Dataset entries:
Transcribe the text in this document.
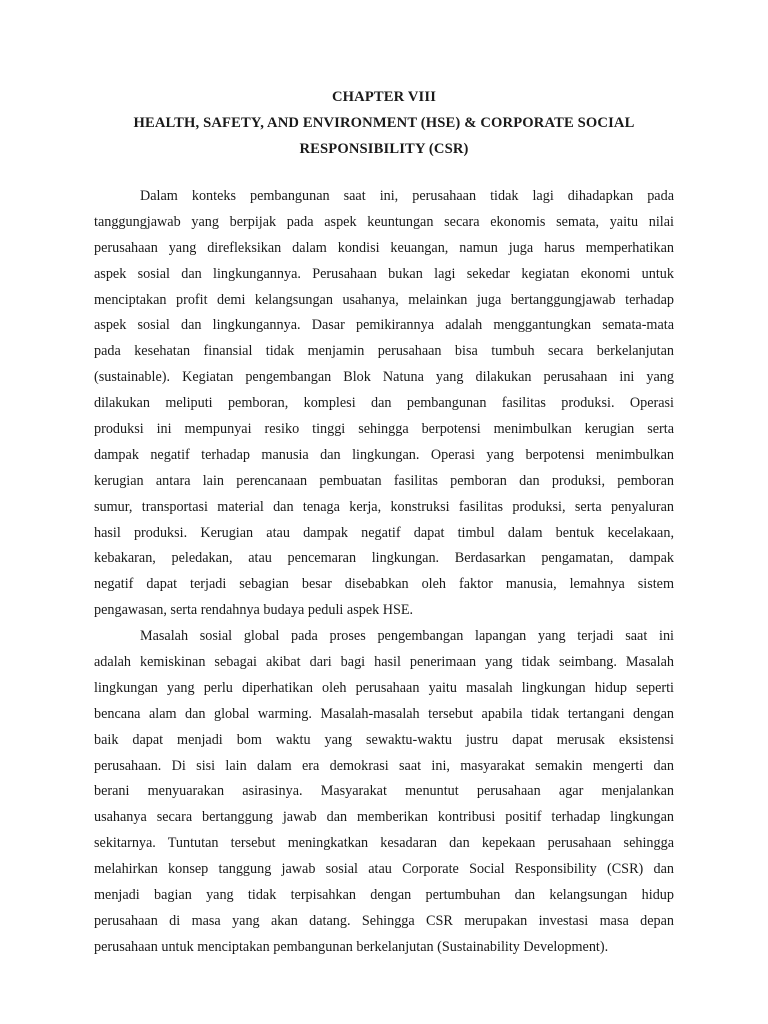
CHAPTER VIII
HEALTH, SAFETY, AND ENVIRONMENT (HSE) & CORPORATE SOCIAL
RESPONSIBILITY (CSR)
Dalam konteks pembangunan saat ini, perusahaan tidak lagi dihadapkan pada
tanggungjawab yang berpijak pada aspek keuntungan secara ekonomis semata, yaitu nilai
perusahaan yang direfleksikan dalam kondisi keuangan, namun juga harus memperhatikan
aspek sosial dan lingkungannya. Perusahaan bukan lagi sekedar kegiatan ekonomi untuk
menciptakan profit demi kelangsungan usahanya, melainkan juga bertanggungjawab terhadap
aspek sosial dan lingkungannya. Dasar pemikirannya adalah menggantungkan semata-mata
pada kesehatan finansial tidak menjamin perusahaan bisa tumbuh secara berkelanjutan
(sustainable). Kegiatan pengembangan Blok Natuna yang dilakukan perusahaan ini yang
dilakukan meliputi pemboran, komplesi dan pembangunan fasilitas produksi. Operasi
produksi ini mempunyai resiko tinggi sehingga berpotensi menimbulkan kerugian serta
dampak negatif terhadap manusia dan lingkungan. Operasi yang berpotensi menimbulkan
kerugian antara lain perencanaan pembuatan fasilitas pemboran dan produksi, pemboran
sumur, transportasi material dan tenaga kerja, konstruksi fasilitas produksi, serta penyaluran
hasil produksi. Kerugian atau dampak negatif dapat timbul dalam bentuk kecelakaan,
kebakaran, peledakan, atau pencemaran lingkungan. Berdasarkan pengamatan, dampak
negatif dapat terjadi sebagian besar disebabkan oleh faktor manusia, lemahnya sistem
pengawasan, serta rendahnya budaya peduli aspek HSE.
Masalah sosial global pada proses pengembangan lapangan yang terjadi saat ini
adalah kemiskinan sebagai akibat dari bagi hasil penerimaan yang tidak seimbang. Masalah
lingkungan yang perlu diperhatikan oleh perusahaan yaitu masalah lingkungan hidup seperti
bencana alam dan global warming. Masalah-masalah tersebut apabila tidak tertangani dengan
baik dapat menjadi bom waktu yang sewaktu-waktu justru dapat merusak eksistensi
perusahaan. Di sisi lain dalam era demokrasi saat ini, masyarakat semakin mengerti dan
berani menyuarakan asirasinya. Masyarakat menuntut perusahaan agar menjalankan
usahanya secara bertanggung jawab dan memberikan kontribusi positif terhadap lingkungan
sekitarnya. Tuntutan tersebut meningkatkan kesadaran dan kepekaan perusahaan sehingga
melahirkan konsep tanggung jawab sosial atau Corporate Social Responsibility (CSR) dan
menjadi bagian yang tidak terpisahkan dengan pertumbuhan dan kelangsungan hidup
perusahaan di masa yang akan datang. Sehingga CSR merupakan investasi masa depan
perusahaan untuk menciptakan pembangunan berkelanjutan (Sustainability Development).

**REQUIREMENT**
Looking at the records above, report how many lines contain the word "menciptakan". Answer with the number only.

**THE RESPONSE**
2